## INSTRUCTIONS TO FOLLOW
Transcribe the records below exactly as they appear, omitting any pictures.

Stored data
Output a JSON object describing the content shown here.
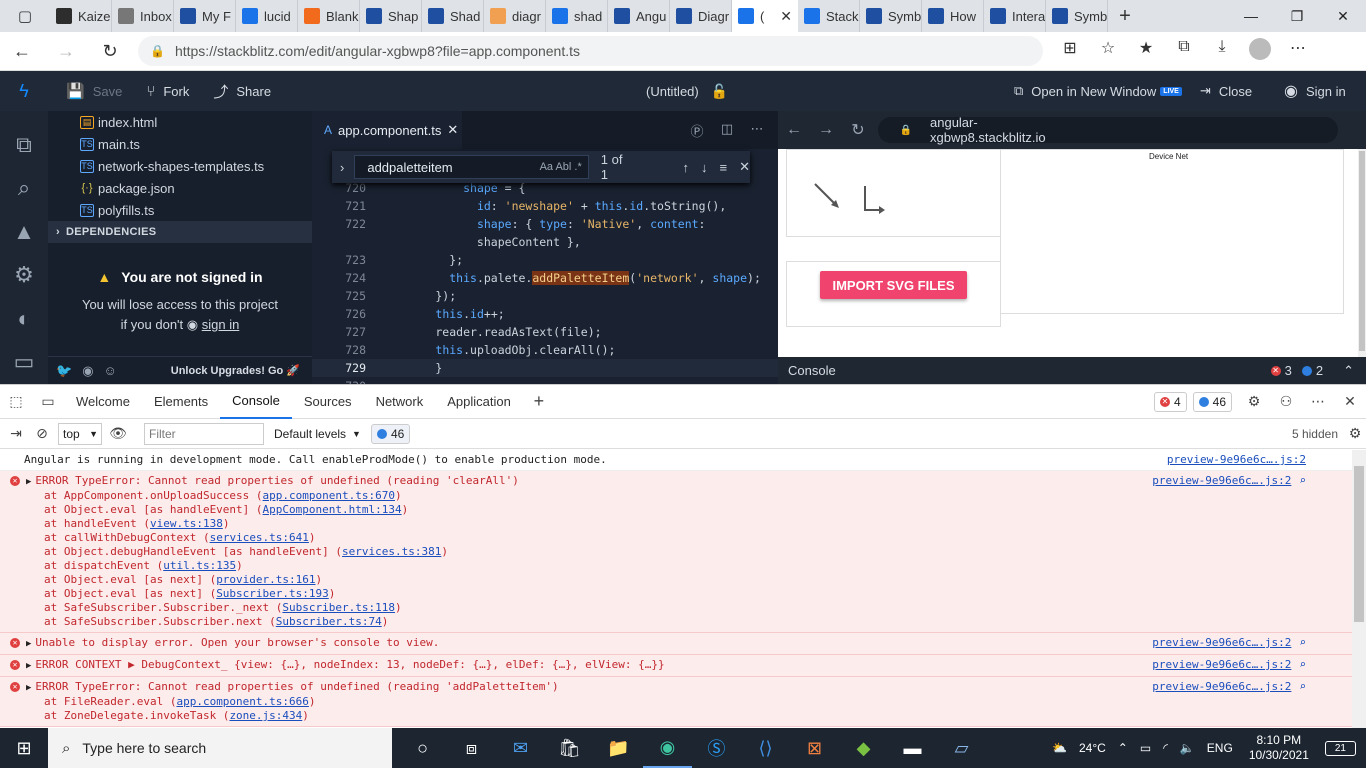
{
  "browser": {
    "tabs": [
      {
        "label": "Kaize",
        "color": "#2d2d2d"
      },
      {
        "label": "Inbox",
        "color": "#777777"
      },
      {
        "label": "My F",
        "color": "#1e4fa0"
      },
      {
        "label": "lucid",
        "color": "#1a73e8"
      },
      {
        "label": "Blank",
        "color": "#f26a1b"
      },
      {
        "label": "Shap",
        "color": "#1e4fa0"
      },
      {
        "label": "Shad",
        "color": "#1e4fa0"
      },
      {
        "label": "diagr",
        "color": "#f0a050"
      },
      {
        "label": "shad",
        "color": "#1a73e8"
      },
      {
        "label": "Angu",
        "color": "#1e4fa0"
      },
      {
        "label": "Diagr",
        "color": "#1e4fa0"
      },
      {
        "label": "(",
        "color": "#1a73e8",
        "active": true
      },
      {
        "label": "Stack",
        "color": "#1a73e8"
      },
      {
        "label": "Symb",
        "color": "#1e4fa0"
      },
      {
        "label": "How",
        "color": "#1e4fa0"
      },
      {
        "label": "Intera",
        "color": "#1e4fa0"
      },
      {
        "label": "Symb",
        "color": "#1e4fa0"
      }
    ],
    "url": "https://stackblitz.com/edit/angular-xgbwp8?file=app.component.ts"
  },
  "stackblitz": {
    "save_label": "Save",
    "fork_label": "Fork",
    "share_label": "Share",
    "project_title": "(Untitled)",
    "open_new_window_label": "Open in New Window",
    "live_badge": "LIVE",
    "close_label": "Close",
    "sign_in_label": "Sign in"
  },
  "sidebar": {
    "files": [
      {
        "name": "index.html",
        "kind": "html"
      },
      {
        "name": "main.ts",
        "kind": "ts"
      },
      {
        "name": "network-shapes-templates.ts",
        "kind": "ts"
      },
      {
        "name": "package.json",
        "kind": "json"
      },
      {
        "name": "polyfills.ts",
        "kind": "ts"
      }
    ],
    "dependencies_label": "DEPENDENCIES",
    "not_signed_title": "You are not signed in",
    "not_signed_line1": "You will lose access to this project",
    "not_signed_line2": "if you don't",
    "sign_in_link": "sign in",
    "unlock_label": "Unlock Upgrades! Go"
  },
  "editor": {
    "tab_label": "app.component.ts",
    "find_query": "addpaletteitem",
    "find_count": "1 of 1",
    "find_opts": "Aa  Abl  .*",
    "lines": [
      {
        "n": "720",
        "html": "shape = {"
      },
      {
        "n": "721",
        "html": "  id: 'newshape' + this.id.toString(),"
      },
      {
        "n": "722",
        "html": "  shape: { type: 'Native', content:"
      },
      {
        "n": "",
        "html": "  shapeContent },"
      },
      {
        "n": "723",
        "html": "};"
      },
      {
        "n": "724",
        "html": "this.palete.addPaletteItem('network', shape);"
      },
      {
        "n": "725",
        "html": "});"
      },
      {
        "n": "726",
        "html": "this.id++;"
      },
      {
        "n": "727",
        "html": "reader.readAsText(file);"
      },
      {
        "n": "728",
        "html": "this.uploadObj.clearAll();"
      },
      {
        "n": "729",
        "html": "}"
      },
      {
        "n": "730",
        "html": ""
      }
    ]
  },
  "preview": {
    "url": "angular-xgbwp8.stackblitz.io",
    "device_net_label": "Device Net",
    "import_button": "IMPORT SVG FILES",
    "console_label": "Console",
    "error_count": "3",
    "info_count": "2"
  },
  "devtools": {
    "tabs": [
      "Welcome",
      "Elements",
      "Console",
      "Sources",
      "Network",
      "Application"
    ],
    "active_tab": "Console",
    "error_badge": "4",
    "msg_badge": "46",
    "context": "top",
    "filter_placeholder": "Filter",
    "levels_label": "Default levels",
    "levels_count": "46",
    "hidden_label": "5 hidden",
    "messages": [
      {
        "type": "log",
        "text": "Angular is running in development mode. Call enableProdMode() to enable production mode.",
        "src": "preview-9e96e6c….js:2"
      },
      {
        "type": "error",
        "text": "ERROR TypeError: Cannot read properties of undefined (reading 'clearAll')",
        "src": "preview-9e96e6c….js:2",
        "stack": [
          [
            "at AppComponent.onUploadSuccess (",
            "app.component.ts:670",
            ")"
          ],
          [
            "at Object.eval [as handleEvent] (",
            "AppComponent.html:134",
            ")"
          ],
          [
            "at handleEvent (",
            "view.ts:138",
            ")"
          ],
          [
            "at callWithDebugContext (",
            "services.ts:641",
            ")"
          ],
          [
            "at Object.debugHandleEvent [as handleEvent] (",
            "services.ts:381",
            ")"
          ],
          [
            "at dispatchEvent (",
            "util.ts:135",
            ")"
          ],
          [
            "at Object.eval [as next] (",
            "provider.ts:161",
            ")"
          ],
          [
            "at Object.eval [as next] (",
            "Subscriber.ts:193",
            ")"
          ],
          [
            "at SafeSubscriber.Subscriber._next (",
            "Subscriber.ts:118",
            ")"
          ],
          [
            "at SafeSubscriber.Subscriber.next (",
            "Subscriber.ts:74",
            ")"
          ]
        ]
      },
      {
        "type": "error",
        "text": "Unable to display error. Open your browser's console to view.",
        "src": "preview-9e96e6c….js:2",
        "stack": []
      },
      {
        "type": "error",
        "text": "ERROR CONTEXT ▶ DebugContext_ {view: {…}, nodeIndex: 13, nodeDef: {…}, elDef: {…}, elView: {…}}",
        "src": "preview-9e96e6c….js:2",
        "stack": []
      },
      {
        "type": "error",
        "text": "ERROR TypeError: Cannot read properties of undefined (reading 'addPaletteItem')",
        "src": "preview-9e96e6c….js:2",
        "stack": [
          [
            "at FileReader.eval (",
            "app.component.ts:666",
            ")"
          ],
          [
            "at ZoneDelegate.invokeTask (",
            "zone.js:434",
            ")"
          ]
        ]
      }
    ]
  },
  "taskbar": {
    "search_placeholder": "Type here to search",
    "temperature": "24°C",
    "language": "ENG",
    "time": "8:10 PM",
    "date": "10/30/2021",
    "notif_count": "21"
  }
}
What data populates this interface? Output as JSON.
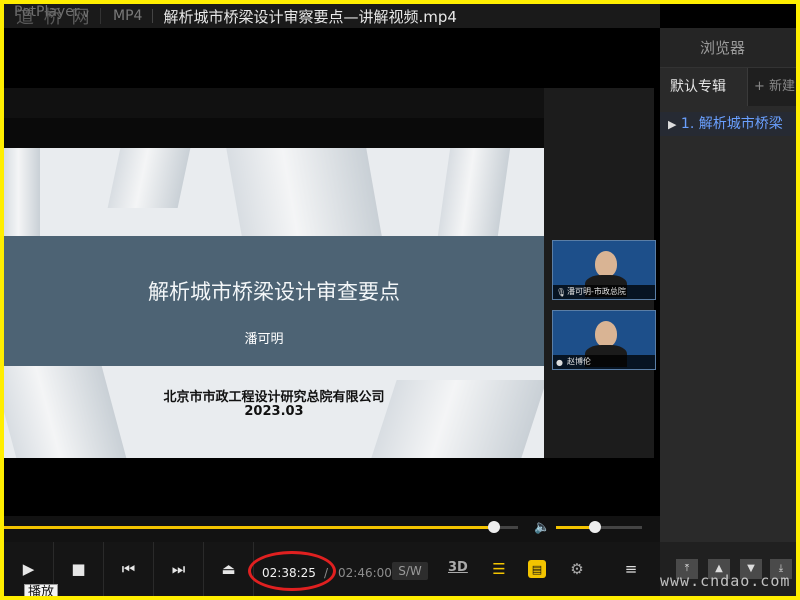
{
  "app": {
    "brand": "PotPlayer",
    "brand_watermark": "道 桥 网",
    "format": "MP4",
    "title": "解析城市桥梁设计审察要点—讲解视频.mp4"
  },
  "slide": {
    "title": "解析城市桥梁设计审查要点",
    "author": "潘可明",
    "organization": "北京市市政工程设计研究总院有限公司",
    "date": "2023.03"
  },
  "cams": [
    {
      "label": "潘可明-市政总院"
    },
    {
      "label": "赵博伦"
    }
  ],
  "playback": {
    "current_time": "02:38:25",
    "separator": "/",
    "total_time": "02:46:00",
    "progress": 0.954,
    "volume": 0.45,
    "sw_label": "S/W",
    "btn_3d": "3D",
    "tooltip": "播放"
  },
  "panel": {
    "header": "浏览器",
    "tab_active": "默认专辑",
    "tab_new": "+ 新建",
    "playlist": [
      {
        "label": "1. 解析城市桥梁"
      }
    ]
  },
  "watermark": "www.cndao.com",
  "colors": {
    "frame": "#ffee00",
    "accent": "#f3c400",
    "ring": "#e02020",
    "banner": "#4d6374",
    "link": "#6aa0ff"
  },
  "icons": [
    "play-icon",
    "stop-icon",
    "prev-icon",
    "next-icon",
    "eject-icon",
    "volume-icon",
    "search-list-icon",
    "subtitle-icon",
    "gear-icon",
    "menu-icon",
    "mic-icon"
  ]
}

## FINAL RESULT
Output a JSON object describing the content shown here.
{
  "browser": {
    "tabs": [
      {
        "label": "Kaize",
        "color": "#2d2d2d"
      },
      {
        "label": "Inbox",
        "color": "#777777"
      },
      {
        "label": "My F",
        "color": "#1e4fa0"
      },
      {
        "label": "lucid",
        "color": "#1a73e8"
      },
      {
        "label": "Blank",
        "color": "#f26a1b"
      },
      {
        "label": "Shap",
        "color": "#1e4fa0"
      },
      {
        "label": "Shad",
        "color": "#1e4fa0"
      },
      {
        "label": "diagr",
        "color": "#f0a050"
      },
      {
        "label": "shad",
        "color": "#1a73e8"
      },
      {
        "label": "Angu",
        "color": "#1e4fa0"
      },
      {
        "label": "Diagr",
        "color": "#1e4fa0"
      },
      {
        "label": "(",
        "color": "#1a73e8",
        "active": true
      },
      {
        "label": "Stack",
        "color": "#1a73e8"
      },
      {
        "label": "Symb",
        "color": "#1e4fa0"
      },
      {
        "label": "How",
        "color": "#1e4fa0"
      },
      {
        "label": "Intera",
        "color": "#1e4fa0"
      },
      {
        "label": "Symb",
        "color": "#1e4fa0"
      }
    ],
    "url": "https://stackblitz.com/edit/angular-xgbwp8?file=app.component.ts"
  },
  "stackblitz": {
    "save_label": "Save",
    "fork_label": "Fork",
    "share_label": "Share",
    "project_title": "(Untitled)",
    "open_new_window_label": "Open in New Window",
    "live_badge": "LIVE",
    "close_label": "Close",
    "sign_in_label": "Sign in"
  },
  "sidebar": {
    "files": [
      {
        "name": "index.html",
        "kind": "html"
      },
      {
        "name": "main.ts",
        "kind": "ts"
      },
      {
        "name": "network-shapes-templates.ts",
        "kind": "ts"
      },
      {
        "name": "package.json",
        "kind": "json"
      },
      {
        "name": "polyfills.ts",
        "kind": "ts"
      }
    ],
    "dependencies_label": "DEPENDENCIES",
    "not_signed_title": "You are not signed in",
    "not_signed_line1": "You will lose access to this project",
    "not_signed_line2": "if you don't",
    "sign_in_link": "sign in",
    "unlock_label": "Unlock Upgrades! Go"
  },
  "editor": {
    "tab_label": "app.component.ts",
    "find_query": "addpaletteitem",
    "find_count": "1 of 1",
    "find_opts": "Aa  Abl  .*",
    "lines": [
      {
        "n": "720",
        "html": "shape = {"
      },
      {
        "n": "721",
        "html": "  id: 'newshape' + this.id.toString(),"
      },
      {
        "n": "722",
        "html": "  shape: { type: 'Native', content:"
      },
      {
        "n": "",
        "html": "  shapeContent },"
      },
      {
        "n": "723",
        "html": "};"
      },
      {
        "n": "724",
        "html": "this.palete.addPaletteItem('network', shape);"
      },
      {
        "n": "725",
        "html": "});"
      },
      {
        "n": "726",
        "html": "this.id++;"
      },
      {
        "n": "727",
        "html": "reader.readAsText(file);"
      },
      {
        "n": "728",
        "html": "this.uploadObj.clearAll();"
      },
      {
        "n": "729",
        "html": "}"
      },
      {
        "n": "730",
        "html": ""
      }
    ]
  },
  "preview": {
    "url": "angular-xgbwp8.stackblitz.io",
    "device_net_label": "Device Net",
    "import_button": "IMPORT SVG FILES",
    "console_label": "Console",
    "error_count": "3",
    "info_count": "2"
  },
  "devtools": {
    "tabs": [
      "Welcome",
      "Elements",
      "Console",
      "Sources",
      "Network",
      "Application"
    ],
    "active_tab": "Console",
    "error_badge": "4",
    "msg_badge": "46",
    "context": "top",
    "filter_placeholder": "Filter",
    "levels_label": "Default levels",
    "levels_count": "46",
    "hidden_label": "5 hidden",
    "messages": [
      {
        "type": "log",
        "text": "Angular is running in development mode. Call enableProdMode() to enable production mode.",
        "src": "preview-9e96e6c….js:2"
      },
      {
        "type": "error",
        "text": "ERROR TypeError: Cannot read properties of undefined (reading 'clearAll')",
        "src": "preview-9e96e6c….js:2",
        "stack": [
          [
            "at AppComponent.onUploadSuccess (",
            "app.component.ts:670",
            ")"
          ],
          [
            "at Object.eval [as handleEvent] (",
            "AppComponent.html:134",
            ")"
          ],
          [
            "at handleEvent (",
            "view.ts:138",
            ")"
          ],
          [
            "at callWithDebugContext (",
            "services.ts:641",
            ")"
          ],
          [
            "at Object.debugHandleEvent [as handleEvent] (",
            "services.ts:381",
            ")"
          ],
          [
            "at dispatchEvent (",
            "util.ts:135",
            ")"
          ],
          [
            "at Object.eval [as next] (",
            "provider.ts:161",
            ")"
          ],
          [
            "at Object.eval [as next] (",
            "Subscriber.ts:193",
            ")"
          ],
          [
            "at SafeSubscriber.Subscriber._next (",
            "Subscriber.ts:118",
            ")"
          ],
          [
            "at SafeSubscriber.Subscriber.next (",
            "Subscriber.ts:74",
            ")"
          ]
        ]
      },
      {
        "type": "error",
        "text": "Unable to display error. Open your browser's console to view.",
        "src": "preview-9e96e6c….js:2",
        "stack": []
      },
      {
        "type": "error",
        "text": "ERROR CONTEXT ▶ DebugContext_ {view: {…}, nodeIndex: 13, nodeDef: {…}, elDef: {…}, elView: {…}}",
        "src": "preview-9e96e6c….js:2",
        "stack": []
      },
      {
        "type": "error",
        "text": "ERROR TypeError: Cannot read properties of undefined (reading 'addPaletteItem')",
        "src": "preview-9e96e6c….js:2",
        "stack": [
          [
            "at FileReader.eval (",
            "app.component.ts:666",
            ")"
          ],
          [
            "at ZoneDelegate.invokeTask (",
            "zone.js:434",
            ")"
          ]
        ]
      }
    ]
  },
  "taskbar": {
    "search_placeholder": "Type here to search",
    "temperature": "24°C",
    "language": "ENG",
    "time": "8:10 PM",
    "date": "10/30/2021",
    "notif_count": "21"
  }
}
What data populates this interface? Output as JSON.
{
  "app": {
    "brand": "PotPlayer",
    "brand_watermark": "道 桥 网",
    "format": "MP4",
    "title": "解析城市桥梁设计审察要点—讲解视频.mp4"
  },
  "slide": {
    "title": "解析城市桥梁设计审查要点",
    "author": "潘可明",
    "organization": "北京市市政工程设计研究总院有限公司",
    "date": "2023.03"
  },
  "cams": [
    {
      "label": "潘可明-市政总院"
    },
    {
      "label": "赵博伦"
    }
  ],
  "playback": {
    "current_time": "02:38:25",
    "separator": "/",
    "total_time": "02:46:00",
    "progress": 0.954,
    "volume": 0.45,
    "sw_label": "S/W",
    "btn_3d": "3D",
    "tooltip": "播放"
  },
  "panel": {
    "header": "浏览器",
    "tab_active": "默认专辑",
    "tab_new": "+ 新建",
    "playlist": [
      {
        "label": "1. 解析城市桥梁"
      }
    ]
  },
  "watermark": "www.cndao.com",
  "colors": {
    "frame": "#ffee00",
    "accent": "#f3c400",
    "ring": "#e02020",
    "banner": "#4d6374",
    "link": "#6aa0ff"
  },
  "icons": [
    "play-icon",
    "stop-icon",
    "prev-icon",
    "next-icon",
    "eject-icon",
    "volume-icon",
    "search-list-icon",
    "subtitle-icon",
    "gear-icon",
    "menu-icon",
    "mic-icon"
  ]
}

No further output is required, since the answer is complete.